--- Task instructions ---
Render every line of the items below as a JSON list of strings, one string per line, omitting blank lines. Leave the pictures out of the list.

--- Extracted data ---
..............................

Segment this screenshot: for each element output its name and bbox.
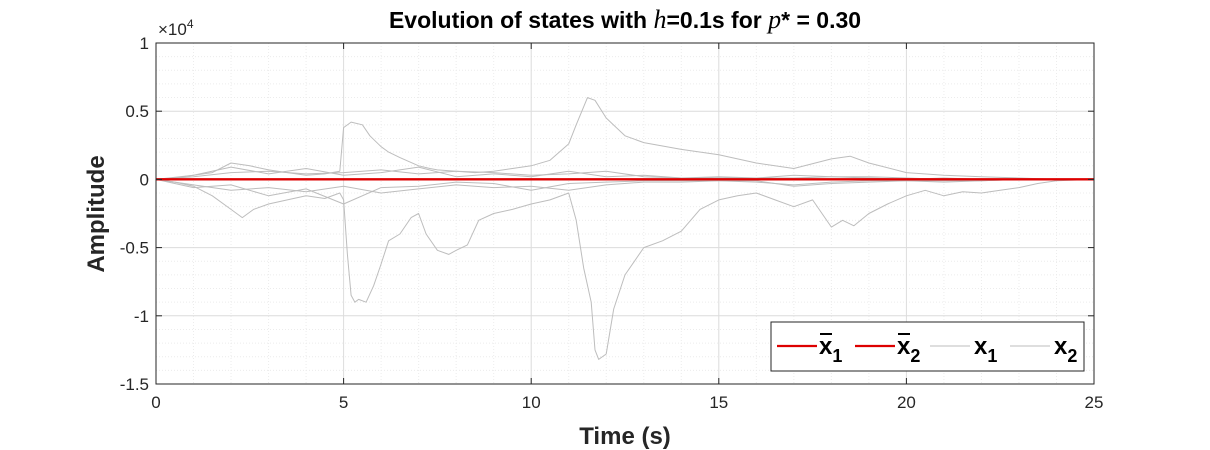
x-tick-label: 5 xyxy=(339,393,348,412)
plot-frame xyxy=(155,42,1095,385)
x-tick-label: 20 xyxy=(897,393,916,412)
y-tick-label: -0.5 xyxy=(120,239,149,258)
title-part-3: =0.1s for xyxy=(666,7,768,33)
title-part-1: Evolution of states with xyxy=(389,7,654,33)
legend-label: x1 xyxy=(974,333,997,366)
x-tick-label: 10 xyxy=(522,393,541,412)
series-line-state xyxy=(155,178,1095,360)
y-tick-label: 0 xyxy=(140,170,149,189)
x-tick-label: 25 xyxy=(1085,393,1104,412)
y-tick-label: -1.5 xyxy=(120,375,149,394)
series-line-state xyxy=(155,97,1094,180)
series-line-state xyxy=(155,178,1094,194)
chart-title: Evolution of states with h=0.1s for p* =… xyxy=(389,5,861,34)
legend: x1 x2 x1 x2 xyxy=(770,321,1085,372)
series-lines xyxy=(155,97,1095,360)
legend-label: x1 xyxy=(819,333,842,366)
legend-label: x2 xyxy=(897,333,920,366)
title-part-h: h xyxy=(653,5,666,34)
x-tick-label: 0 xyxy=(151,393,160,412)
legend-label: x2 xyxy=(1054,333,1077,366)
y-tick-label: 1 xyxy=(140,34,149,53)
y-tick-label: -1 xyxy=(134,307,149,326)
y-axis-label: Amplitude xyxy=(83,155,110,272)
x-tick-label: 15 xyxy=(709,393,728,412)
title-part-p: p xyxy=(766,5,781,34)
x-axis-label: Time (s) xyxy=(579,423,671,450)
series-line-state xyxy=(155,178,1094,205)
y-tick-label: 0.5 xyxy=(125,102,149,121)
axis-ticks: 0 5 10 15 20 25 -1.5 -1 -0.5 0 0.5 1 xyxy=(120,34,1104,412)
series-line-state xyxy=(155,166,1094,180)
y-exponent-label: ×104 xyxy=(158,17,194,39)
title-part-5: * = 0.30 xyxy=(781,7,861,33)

..............................

--- Written response ---
[
  "Segment this screenshot: for each element output its name and bbox.",
  "x-tick-label: 5 xyxy=(339,393,348,412)",
  "plot-frame xyxy=(155,42,1095,385)",
  "x-tick-label: 20 xyxy=(897,393,916,412)",
  "y-tick-label: -0.5 xyxy=(120,239,149,258)",
  "title-part-3: =0.1s for xyxy=(666,7,768,33)",
  "title-part-1: Evolution of states with xyxy=(389,7,654,33)",
  "legend-label: x1 xyxy=(974,333,997,366)",
  "x-tick-label: 10 xyxy=(522,393,541,412)",
  "series-line-state xyxy=(155,178,1095,360)",
  "y-tick-label: 0 xyxy=(140,170,149,189)",
  "x-tick-label: 25 xyxy=(1085,393,1104,412)",
  "y-tick-label: -1.5 xyxy=(120,375,149,394)",
  "series-line-state xyxy=(155,97,1094,180)",
  "series-line-state xyxy=(155,178,1094,194)",
  "chart-title: Evolution of states with h=0.1s for p* =… xyxy=(389,5,861,34)",
  "legend: x1 x2 x1 x2 xyxy=(770,321,1085,372)",
  "series-lines xyxy=(155,97,1095,360)",
  "legend-label: x1 xyxy=(819,333,842,366)",
  "legend-label: x2 xyxy=(897,333,920,366)",
  "title-part-h: h xyxy=(653,5,666,34)",
  "x-tick-label: 0 xyxy=(151,393,160,412)",
  "legend-label: x2 xyxy=(1054,333,1077,366)",
  "y-tick-label: 1 xyxy=(140,34,149,53)",
  "y-tick-label: -1 xyxy=(134,307,149,326)",
  "y-axis-label: Amplitude xyxy=(83,155,110,272)",
  "x-tick-label: 15 xyxy=(709,393,728,412)",
  "title-part-p: p xyxy=(766,5,781,34)",
  "x-axis-label: Time (s) xyxy=(579,423,671,450)",
  "series-line-state xyxy=(155,178,1094,205)",
  "y-tick-label: 0.5 xyxy=(125,102,149,121)",
  "axis-ticks: 0 5 10 15 20 25 -1.5 -1 -0.5 0 0.5 1 xyxy=(120,34,1104,412)",
  "series-line-state xyxy=(155,166,1094,180)",
  "y-exponent-label: ×104 xyxy=(158,17,194,39)",
  "title-part-5: * = 0.30 xyxy=(781,7,861,33)"
]